# Given passage start
Re: [PATCH v2] x86: bring back rep movsq for user access on CPUs without ERMS

Mateusz Guzik <mjguzik@xxxxxxxxx> · Fri, 1 Sep 2023 17:20:41 +0200

On 8/30/23, Linus Torvalds <torvalds@xxxxxxxxxxxxxxxxxxxx> wrote:
> Side note, if you want to play around with the user copy routines (or
> maybe Borislav wants to), I have a patch that handles a couple of
> common cases statically.
>

No thanks mate, I'm good ;) (but see below)

> In particular, it should help with copying structures - notably the
> 'stat' structure in cp_new_stat().
>

So my first side note is that I agree this is going to help a bunch of
cases, but I disagree about this one.

cp_new_stat and the counterpart for statx can dodge this rep mov by
filling user memory directly.

I know for a fact statx already had that implemented, but it was
before (or around the time) SMAP was introduced -- afterwards all the
__put_user were shafting performance big time. As the kernel did not
have support for delineating several accesses in a row, code got
reworked to the usual massage locally and copyout. I can't be arsed to
check but I suspect it was the same story with cp_new_stat. The
necessary machinery is implemented for quite some time now but nobody
revisited the area.
# Given passage end
# Extracted material start
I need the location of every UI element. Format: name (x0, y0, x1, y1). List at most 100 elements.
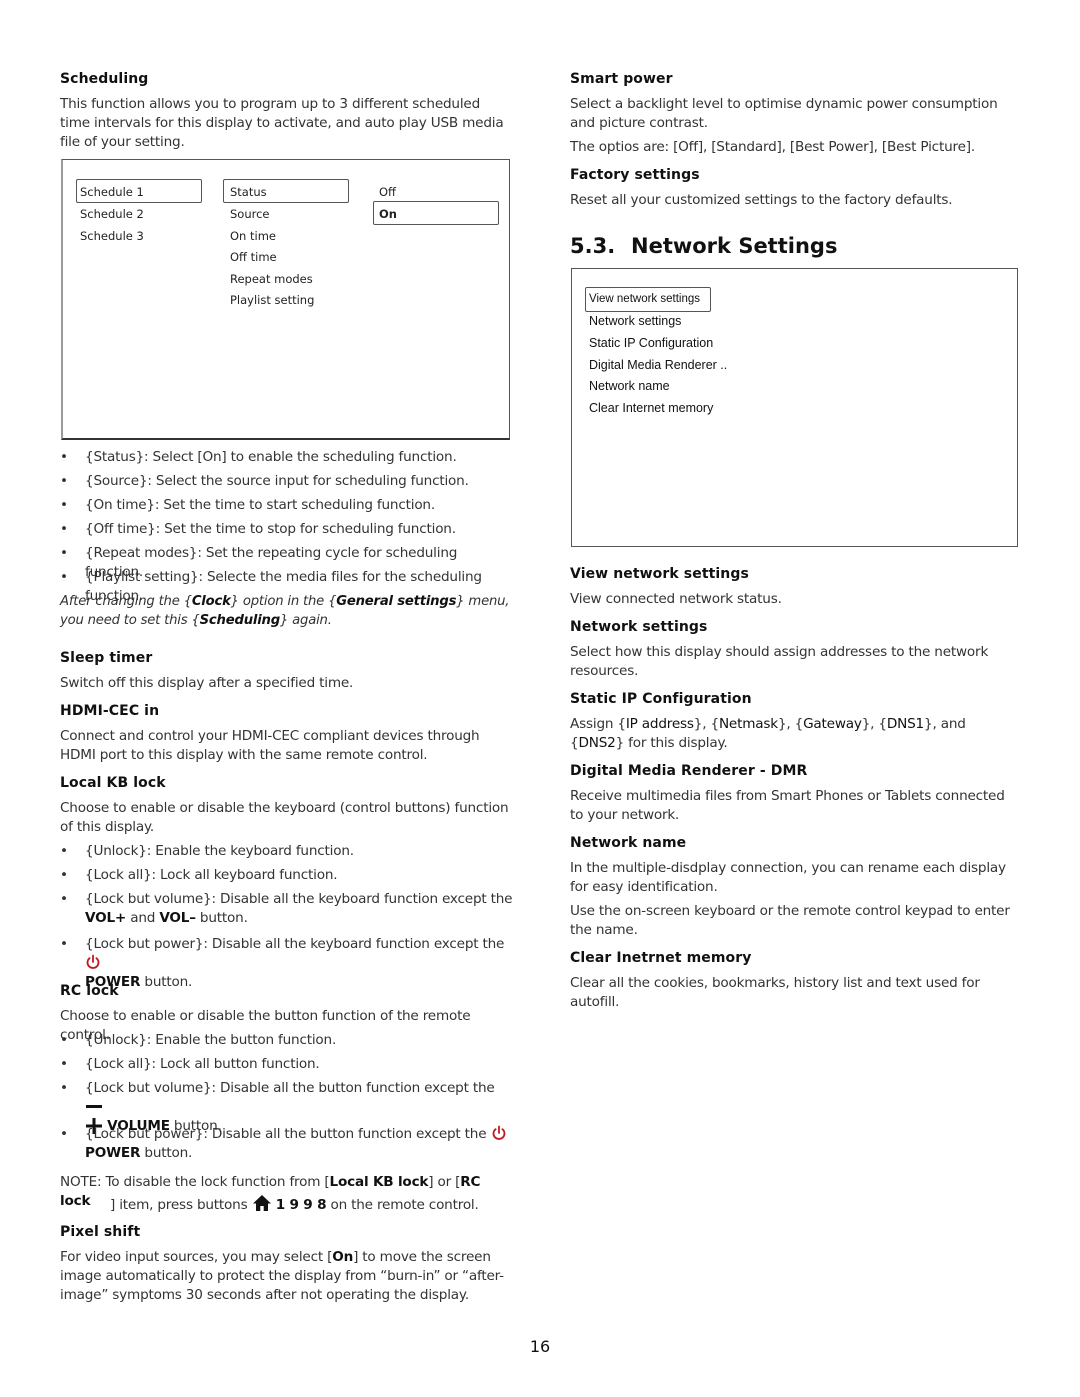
network-settings-text: Select how this display should assign ad… (570, 644, 989, 679)
vol-plus-key: VOL+ (85, 910, 127, 926)
term: Source (93, 473, 139, 489)
term: Unlock (93, 843, 139, 859)
view-network-settings-text: View connected network status. (570, 591, 782, 607)
power-key: POWER (85, 1145, 141, 1161)
value-item-off[interactable]: Off (379, 185, 396, 199)
term: IP address (625, 716, 694, 732)
term: Gateway (803, 716, 862, 732)
scheduling-menu-screenshot: Schedule 1 Schedule 2 Schedule 3 Status … (61, 159, 510, 440)
description: : Disable all the keyboard function exce… (211, 891, 513, 907)
network-menu-screenshot: View network settings Network settings S… (571, 268, 1018, 547)
term: Lock all (93, 867, 144, 883)
note-text: After changing the (60, 594, 184, 609)
description: : Enable the keyboard function. (146, 843, 354, 859)
option: Off (678, 139, 698, 155)
term: Status (93, 449, 136, 465)
note-text: option in the (238, 594, 329, 609)
term: Lock but volume (93, 1080, 204, 1096)
option-item-status[interactable]: Status (230, 185, 267, 199)
text: The optios are: (570, 139, 674, 155)
option: Best Power (795, 139, 869, 155)
description: : Set the time to stop for scheduling fu… (155, 521, 456, 537)
term: DNS1 (886, 716, 924, 732)
network-menu-item[interactable]: Clear Internet memory (589, 401, 713, 415)
schedule-item[interactable]: Schedule 2 (80, 207, 144, 221)
term: Playlist setting (93, 569, 191, 585)
factory-settings-heading: Factory settings (570, 167, 700, 183)
home-icon (252, 1195, 271, 1211)
option: Standard (716, 139, 777, 155)
pixel-shift-heading: Pixel shift (60, 1224, 141, 1240)
section-title: Network Settings (631, 234, 838, 258)
hdmi-cec-heading: HDMI-CEC in (60, 703, 160, 719)
scheduling-intro: This function allows you to program up t… (60, 96, 504, 150)
description: : Lock all button function. (151, 1056, 320, 1072)
option-item-source[interactable]: Source (230, 207, 270, 221)
key-sequence: 1 9 9 8 (275, 1197, 327, 1213)
network-menu-item[interactable]: Digital Media Renderer .. (589, 358, 727, 372)
text: }, { (693, 716, 719, 732)
description: : Select the source input for scheduling… (147, 473, 469, 489)
view-network-settings-heading: View network settings (570, 566, 749, 582)
schedule-item[interactable]: Schedule 1 (80, 185, 144, 199)
network-name-text-2: Use the on-screen keyboard or the remote… (570, 903, 1010, 938)
description: : Enable the button function. (146, 1032, 337, 1048)
description: : Disable all the button function except… (211, 1080, 495, 1096)
note-term: General settings (336, 594, 457, 609)
note-label: NOTE: (60, 1174, 102, 1190)
description: and (126, 910, 160, 926)
note-term: Scheduling (199, 613, 281, 628)
term: Lock but volume (93, 891, 204, 907)
term: Off time (93, 521, 148, 537)
schedule-item[interactable]: Schedule 3 (80, 229, 144, 243)
description: button. (140, 1145, 193, 1161)
clear-memory-heading: Clear Inetrnet memory (570, 950, 752, 966)
term: On time (93, 497, 147, 513)
scheduling-heading: Scheduling (60, 71, 149, 87)
option: Best Picture (886, 139, 966, 155)
local-kb-lock-text: Choose to enable or disable the keyboard… (60, 800, 509, 835)
static-ip-text: Assign {IP address}, {Netmask}, {Gateway… (570, 715, 1022, 753)
scheduling-note: After changing the {Clock} option in the… (60, 594, 510, 628)
dmr-text: Receive multimedia files from Smart Phon… (570, 788, 1005, 823)
vol-minus-key: VOL– (159, 910, 196, 926)
option-item-repeat-modes[interactable]: Repeat modes (230, 272, 313, 286)
option-item-on-time[interactable]: On time (230, 229, 276, 243)
factory-settings-text: Reset all your customized settings to th… (570, 192, 953, 208)
description: : Set the time to start scheduling funct… (154, 497, 435, 513)
option-item-off-time[interactable]: Off time (230, 250, 277, 264)
network-menu-item[interactable]: View network settings (589, 293, 700, 305)
text: } for this display. (615, 735, 728, 751)
note-term: Local KB lock (329, 1174, 429, 1190)
smart-power-options: The optios are: [Off], [Standard], [Best… (570, 139, 975, 155)
sleep-timer-text: Switch off this display after a specifie… (60, 675, 354, 691)
value-item-on[interactable]: On (379, 207, 397, 221)
note-text: ] or [ (428, 1174, 461, 1190)
description: : Lock all keyboard function. (151, 867, 338, 883)
dmr-heading: Digital Media Renderer - DMR (570, 763, 808, 779)
minus-icon (86, 1105, 102, 1108)
description: : Select [On] to enable the scheduling f… (144, 449, 457, 465)
text: Assign { (570, 716, 626, 732)
term: Netmask (718, 716, 778, 732)
hdmi-cec-text: Connect and control your HDMI-CEC compli… (60, 728, 480, 763)
network-name-text: In the multiple-disdplay connection, you… (570, 860, 1006, 895)
static-ip-heading: Static IP Configuration (570, 691, 752, 707)
note-text: on the remote control. (326, 1197, 479, 1213)
pixel-shift-text: For video input sources, you may select … (60, 1248, 512, 1305)
note-text: ] item, press buttons (110, 1197, 252, 1213)
text: }, { (861, 716, 887, 732)
option-item-playlist-setting[interactable]: Playlist setting (230, 293, 314, 307)
network-menu-item[interactable]: Static IP Configuration (589, 336, 713, 350)
term: Lock but power (93, 1126, 195, 1142)
smart-power-heading: Smart power (570, 71, 673, 87)
network-menu-item[interactable]: Network name (589, 379, 670, 393)
term: Repeat modes (93, 545, 189, 561)
term: Lock but power (93, 936, 195, 952)
network-name-heading: Network name (570, 835, 687, 851)
text: For video input sources, you may select … (60, 1249, 333, 1265)
power-icon (492, 1125, 505, 1140)
network-menu-item[interactable]: Network settings (589, 314, 681, 328)
note-term: Clock (191, 594, 231, 609)
page-number: 16 (529, 1337, 551, 1356)
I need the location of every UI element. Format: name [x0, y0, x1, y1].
# Extracted material end
**Task instructions:** In the kernel mailing list reply, which function is named as an example where copying a structure would benefit from the patch?

**Answer to this task:** cp_new_stat(), which copies the 'stat' structure.